Scan the entries below for the word "Space", then copy each line that holds it.

──────────

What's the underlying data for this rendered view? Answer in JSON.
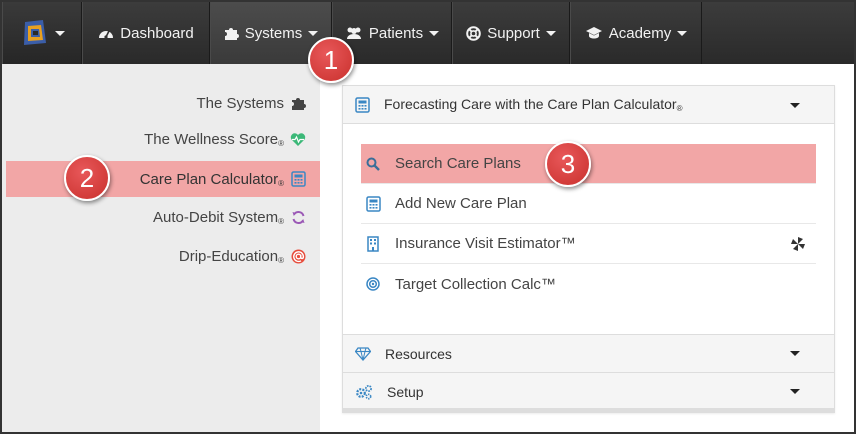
{
  "navbar": {
    "items": [
      {
        "label": "Dashboard",
        "icon": "tachometer-icon"
      },
      {
        "label": "Systems",
        "icon": "puzzle-icon"
      },
      {
        "label": "Patients",
        "icon": "users-icon"
      },
      {
        "label": "Support",
        "icon": "life-ring-icon"
      },
      {
        "label": "Academy",
        "icon": "graduation-cap-icon"
      }
    ]
  },
  "sidebar": {
    "items": [
      {
        "label": "The Systems",
        "reg": "",
        "icon": "puzzle-icon"
      },
      {
        "label": "The Wellness Score",
        "reg": "®",
        "icon": "heartbeat-icon"
      },
      {
        "label": "Care Plan Calculator",
        "reg": "®",
        "icon": "calculator-icon"
      },
      {
        "label": "Auto-Debit System",
        "reg": "®",
        "icon": "refresh-icon"
      },
      {
        "label": "Drip-Education",
        "reg": "®",
        "icon": "at-icon"
      }
    ]
  },
  "panel": {
    "title": "Forecasting Care with the Care Plan Calculator",
    "title_reg": "®",
    "items": [
      {
        "label": "Search Care Plans",
        "icon": "search-icon"
      },
      {
        "label": "Add New Care Plan",
        "icon": "calculator-icon"
      },
      {
        "label": "Insurance Visit Estimator™",
        "icon": "building-icon"
      },
      {
        "label": "Target Collection Calc™",
        "icon": "bullseye-icon"
      }
    ],
    "sections": [
      {
        "label": "Resources",
        "icon": "diamond-icon"
      },
      {
        "label": "Setup",
        "icon": "cogs-icon"
      }
    ]
  },
  "callouts": [
    "1",
    "2",
    "3"
  ],
  "colors": {
    "highlight": "#f2a6a6",
    "badge": "#d9433f",
    "navbar": "#333333",
    "heart": "#3cb878",
    "refresh": "#9b59b6",
    "at": "#e74c3c",
    "icon_blue": "#3a87c4"
  }
}
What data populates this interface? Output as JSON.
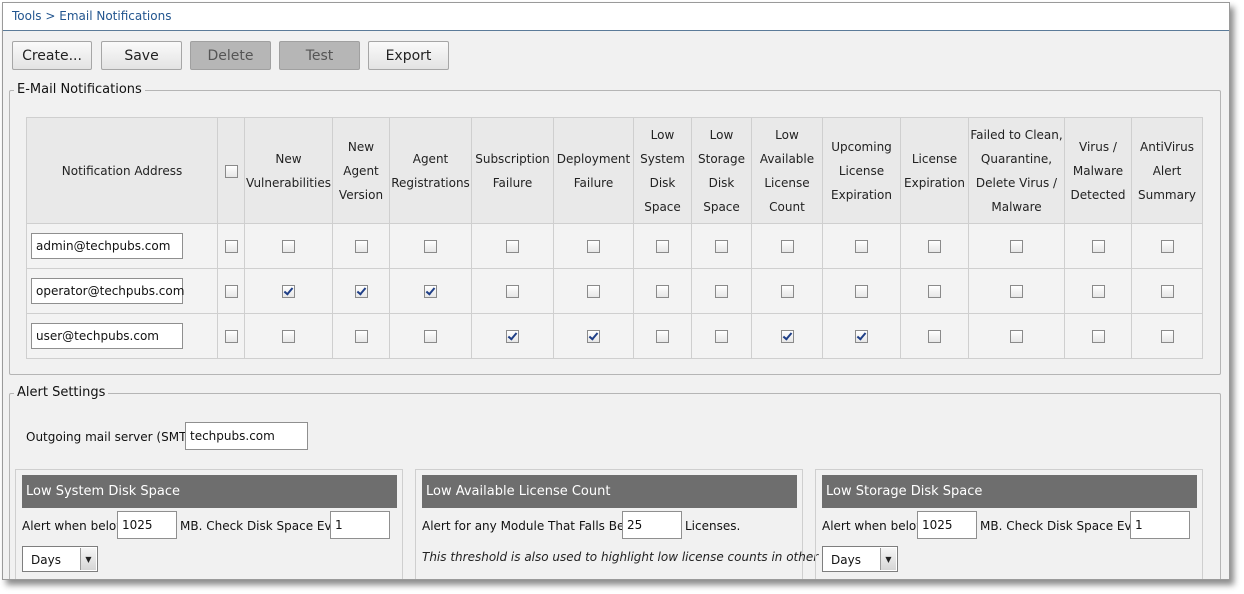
{
  "breadcrumb": "Tools > Email Notifications",
  "toolbar": {
    "create": "Create...",
    "save": "Save",
    "delete": "Delete",
    "test": "Test",
    "export": "Export"
  },
  "notifications": {
    "legend": "E-Mail Notifications",
    "columns": [
      "Notification Address",
      "",
      "New Vulnerabilities",
      "New Agent Version",
      "Agent Registrations",
      "Subscription Failure",
      "Deployment Failure",
      "Low System Disk Space",
      "Low Storage Disk Space",
      "Low Available License Count",
      "Upcoming License Expiration",
      "License Expiration",
      "Failed to Clean, Quarantine, Delete Virus / Malware",
      "Virus / Malware Detected",
      "AntiVirus Alert Summary"
    ],
    "rows": [
      {
        "address": "admin@techpubs.com",
        "checks": [
          false,
          false,
          false,
          false,
          false,
          false,
          false,
          false,
          false,
          false,
          false,
          false,
          false,
          false
        ]
      },
      {
        "address": "operator@techpubs.com",
        "checks": [
          false,
          true,
          true,
          true,
          false,
          false,
          false,
          false,
          false,
          false,
          false,
          false,
          false,
          false
        ]
      },
      {
        "address": "user@techpubs.com",
        "checks": [
          false,
          false,
          false,
          false,
          true,
          true,
          false,
          false,
          true,
          true,
          false,
          false,
          false,
          false
        ]
      }
    ]
  },
  "alert_settings": {
    "legend": "Alert Settings",
    "smtp_label": "Outgoing mail server (SMTP):",
    "smtp_value": "techpubs.com",
    "low_system": {
      "title": "Low System Disk Space",
      "alert_label": "Alert when below",
      "alert_value": "1025",
      "check_label": "MB. Check Disk Space Every",
      "check_value": "1",
      "unit": "Days"
    },
    "low_license": {
      "title": "Low Available License Count",
      "alert_label": "Alert for any Module That Falls Below",
      "alert_value": "25",
      "suffix": "Licenses.",
      "note": "This threshold is also used to highlight low license counts in other areas"
    },
    "low_storage": {
      "title": "Low Storage Disk Space",
      "alert_label": "Alert when below",
      "alert_value": "1025",
      "check_label": "MB. Check Disk Space Every",
      "check_value": "1",
      "unit": "Days"
    }
  }
}
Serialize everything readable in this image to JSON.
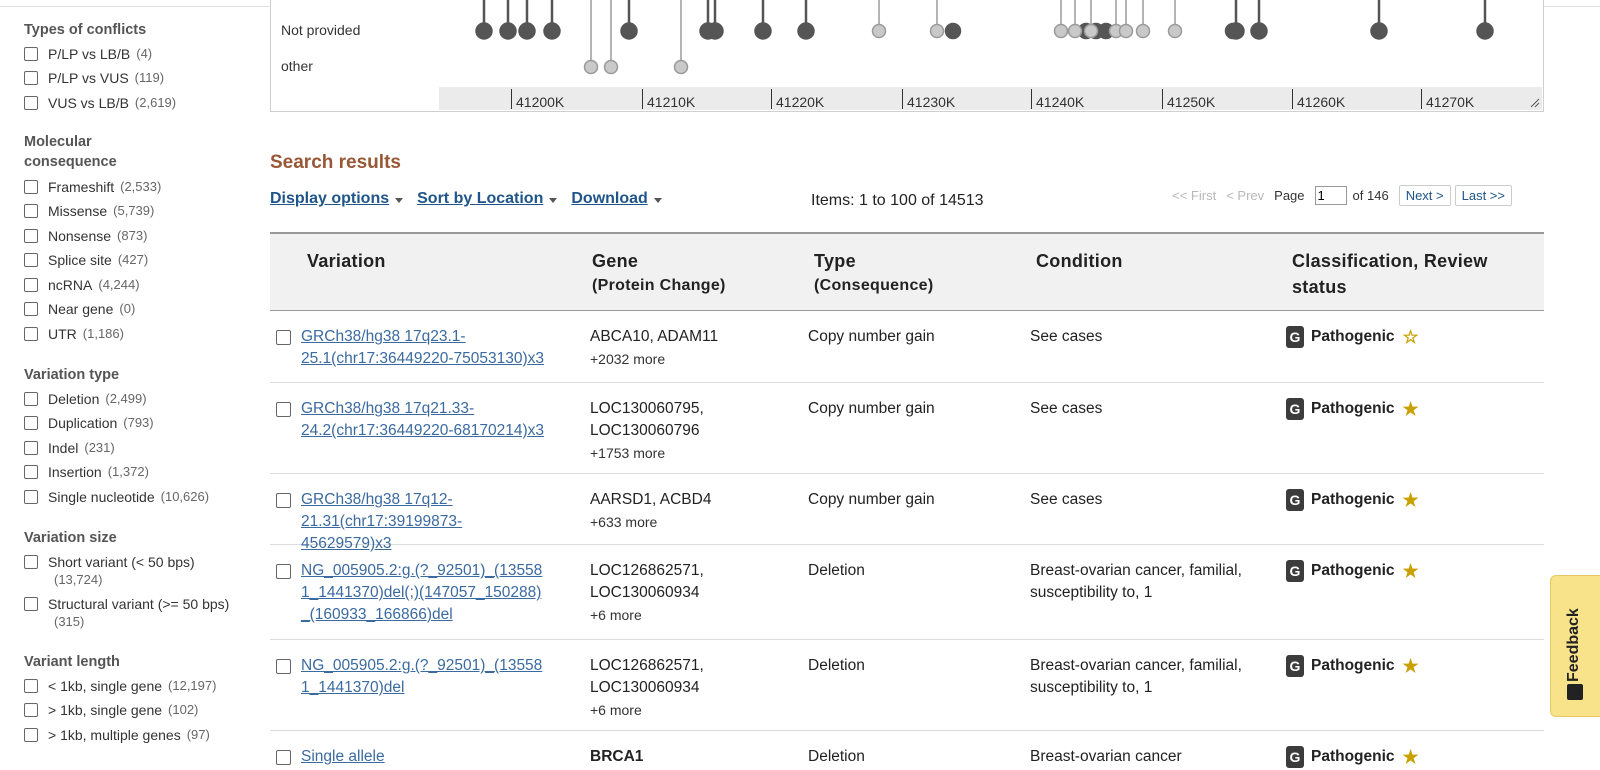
{
  "sidebar": {
    "groups": [
      {
        "title": "Types of conflicts",
        "items": [
          {
            "label": "P/LP vs LB/B",
            "count": "(4)"
          },
          {
            "label": "P/LP vs VUS",
            "count": "(119)"
          },
          {
            "label": "VUS vs LB/B",
            "count": "(2,619)"
          }
        ]
      },
      {
        "title": "Molecular consequence",
        "items": [
          {
            "label": "Frameshift",
            "count": "(2,533)"
          },
          {
            "label": "Missense",
            "count": "(5,739)"
          },
          {
            "label": "Nonsense",
            "count": "(873)"
          },
          {
            "label": "Splice site",
            "count": "(427)"
          },
          {
            "label": "ncRNA",
            "count": "(4,244)"
          },
          {
            "label": "Near gene",
            "count": "(0)"
          },
          {
            "label": "UTR",
            "count": "(1,186)"
          }
        ]
      },
      {
        "title": "Variation type",
        "items": [
          {
            "label": "Deletion",
            "count": "(2,499)"
          },
          {
            "label": "Duplication",
            "count": "(793)"
          },
          {
            "label": "Indel",
            "count": "(231)"
          },
          {
            "label": "Insertion",
            "count": "(1,372)"
          },
          {
            "label": "Single nucleotide",
            "count": "(10,626)"
          }
        ]
      },
      {
        "title": "Variation size",
        "items": [
          {
            "label": "Short variant (< 50 bps)",
            "count": "(13,724)"
          },
          {
            "label": "Structural variant (>= 50 bps)",
            "count": "(315)"
          }
        ]
      },
      {
        "title": "Variant length",
        "items": [
          {
            "label": "< 1kb, single gene",
            "count": "(12,197)"
          },
          {
            "label": "> 1kb, single gene",
            "count": "(102)"
          },
          {
            "label": "> 1kb, multiple genes",
            "count": "(97)"
          }
        ]
      }
    ]
  },
  "viewer": {
    "track_labels": [
      "Not provided",
      "other"
    ],
    "ruler_ticks": [
      "41200K",
      "41210K",
      "41220K",
      "41230K",
      "41240K",
      "41250K",
      "41260K",
      "41270K"
    ]
  },
  "results": {
    "title": "Search results",
    "display_options": "Display options",
    "sort_by": "Sort by Location",
    "download": "Download",
    "items_text": "Items: 1 to 100 of 14513",
    "pager": {
      "first": "<< First",
      "prev": "< Prev",
      "page_label": "Page",
      "page_value": "1",
      "of_pages": "of 146",
      "next": "Next >",
      "last": "Last >>"
    }
  },
  "table": {
    "headers": {
      "variation": "Variation",
      "gene": "Gene",
      "gene_sub": "(Protein Change)",
      "type": "Type",
      "type_sub": "(Consequence)",
      "condition": "Condition",
      "classification": "Classification, Review status"
    },
    "rows": [
      {
        "variation": "GRCh38/hg38 17q23.1-25.1(chr17:36449220-75053130)x3",
        "gene": "ABCA10, ADAM11",
        "more": "+2032 more",
        "type": "Copy number gain",
        "condition": "See cases",
        "badge": "G",
        "classification": "Pathogenic",
        "star": "☆"
      },
      {
        "variation": "GRCh38/hg38 17q21.33-24.2(chr17:36449220-68170214)x3",
        "gene": "LOC130060795, LOC130060796",
        "more": "+1753 more",
        "type": "Copy number gain",
        "condition": "See cases",
        "badge": "G",
        "classification": "Pathogenic",
        "star": "★"
      },
      {
        "variation": "GRCh38/hg38 17q12-21.31(chr17:39199873-45629579)x3",
        "gene": "AARSD1, ACBD4",
        "more": "+633 more",
        "type": "Copy number gain",
        "condition": "See cases",
        "badge": "G",
        "classification": "Pathogenic",
        "star": "★"
      },
      {
        "variation": "NG_005905.2:g.(?_92501)_(135581_1441370)del(;)(147057_150288)_(160933_166866)del",
        "gene": "LOC126862571, LOC130060934",
        "more": "+6 more",
        "type": "Deletion",
        "condition": "Breast-ovarian cancer, familial, susceptibility to, 1",
        "badge": "G",
        "classification": "Pathogenic",
        "star": "★"
      },
      {
        "variation": "NG_005905.2:g.(?_92501)_(135581_1441370)del",
        "gene": "LOC126862571, LOC130060934",
        "more": "+6 more",
        "type": "Deletion",
        "condition": "Breast-ovarian cancer, familial, susceptibility to, 1",
        "badge": "G",
        "classification": "Pathogenic",
        "star": "★"
      },
      {
        "variation": "Single allele",
        "gene": "BRCA1",
        "more": "",
        "type": "Deletion",
        "condition": "Breast-ovarian cancer",
        "badge": "G",
        "classification": "Pathogenic",
        "star": "★"
      }
    ]
  },
  "feedback": {
    "label": "Feedback"
  },
  "colors": {
    "link": "#3b6aa0",
    "results_title": "#985735",
    "star": "#c9a000",
    "feedback_bg": "#f8e38a"
  }
}
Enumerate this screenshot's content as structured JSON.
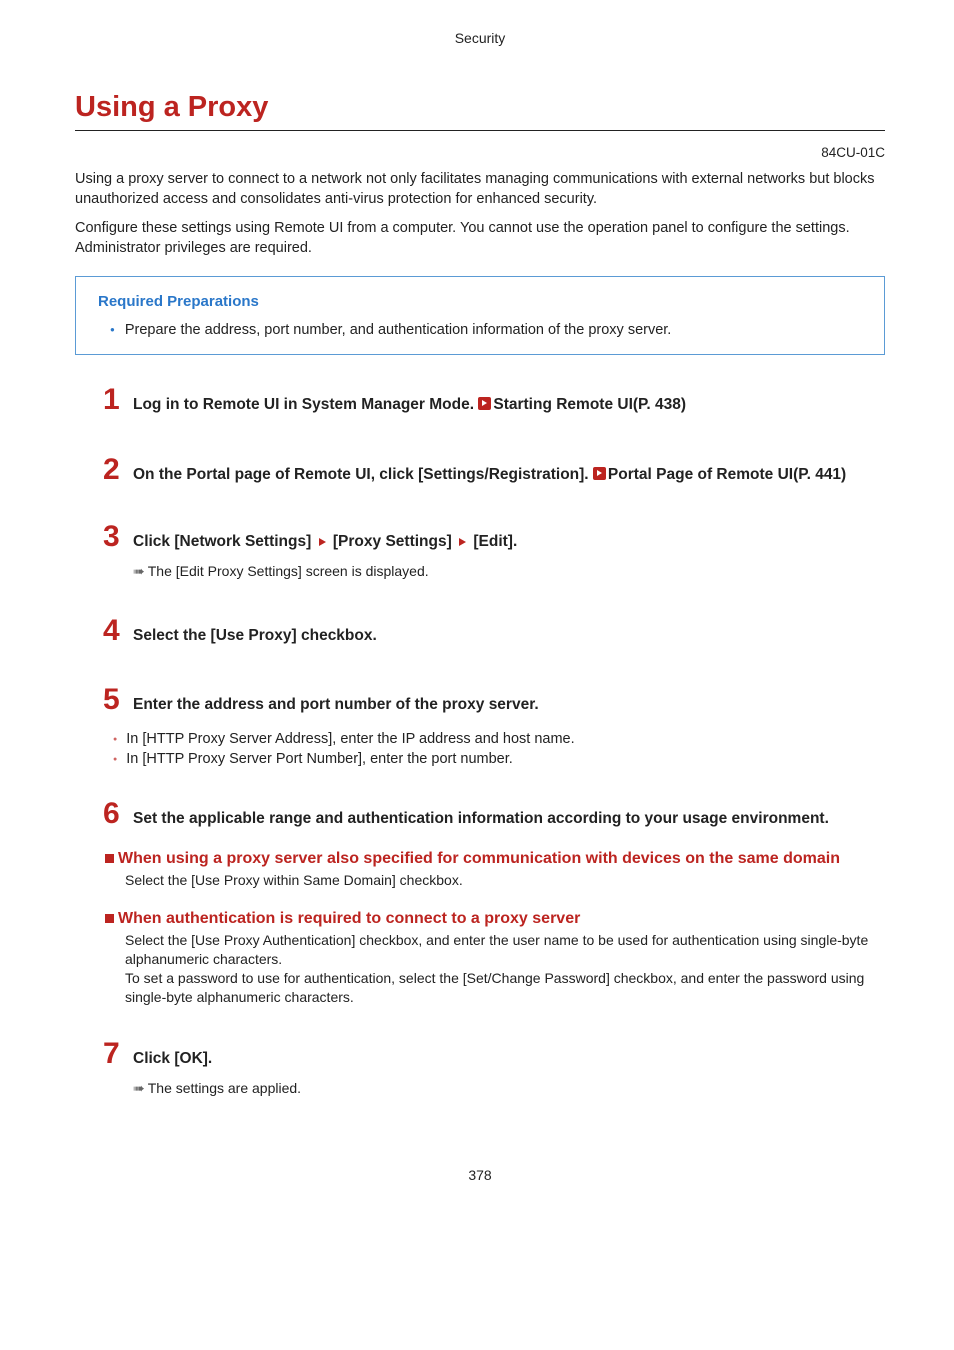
{
  "header": {
    "category": "Security"
  },
  "title": "Using a Proxy",
  "doc_code": "84CU-01C",
  "intro": {
    "p1": "Using a proxy server to connect to a network not only facilitates managing communications with external networks but blocks unauthorized access and consolidates anti-virus protection for enhanced security.",
    "p2": "Configure these settings using Remote UI from a computer. You cannot use the operation panel to configure the settings.",
    "p3": "Administrator privileges are required."
  },
  "prep": {
    "title": "Required Preparations",
    "items": [
      "Prepare the address, port number, and authentication information of the proxy server."
    ]
  },
  "steps": {
    "s1": {
      "num": "1",
      "text_a": "Log in to Remote UI in System Manager Mode. ",
      "link": "Starting Remote UI(P. 438)"
    },
    "s2": {
      "num": "2",
      "text_a": "On the Portal page of Remote UI, click [Settings/Registration]. ",
      "link": "Portal Page of Remote UI(P. 441)"
    },
    "s3": {
      "num": "3",
      "seg1": "Click [Network Settings] ",
      "seg2": " [Proxy Settings] ",
      "seg3": " [Edit].",
      "result": "The [Edit Proxy Settings] screen is displayed."
    },
    "s4": {
      "num": "4",
      "text": "Select the [Use Proxy] checkbox."
    },
    "s5": {
      "num": "5",
      "text": "Enter the address and port number of the proxy server.",
      "bullets": [
        "In [HTTP Proxy Server Address], enter the IP address and host name.",
        "In [HTTP Proxy Server Port Number], enter the port number."
      ]
    },
    "s6": {
      "num": "6",
      "text": "Set the applicable range and authentication information according to your usage environment.",
      "sub1": {
        "head": "When using a proxy server also specified for communication with devices on the same domain",
        "body": "Select the [Use Proxy within Same Domain] checkbox."
      },
      "sub2": {
        "head": "When authentication is required to connect to a proxy server",
        "body1": "Select the [Use Proxy Authentication] checkbox, and enter the user name to be used for authentication using single-byte alphanumeric characters.",
        "body2": "To set a password to use for authentication, select the [Set/Change Password] checkbox, and enter the password using single-byte alphanumeric characters."
      }
    },
    "s7": {
      "num": "7",
      "text": "Click [OK].",
      "result": "The settings are applied."
    }
  },
  "page_number": "378"
}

──────────

:: WRITTEN ANSWER ::
      "Low System Disk Space",
      "Low Storage Disk Space",
      "title": "Low System Disk Space",
      "check_label": "MB. Check Disk Space Every",
      "title": "Low Storage Disk Space",
      "check_label": "MB. Check Disk Space Every",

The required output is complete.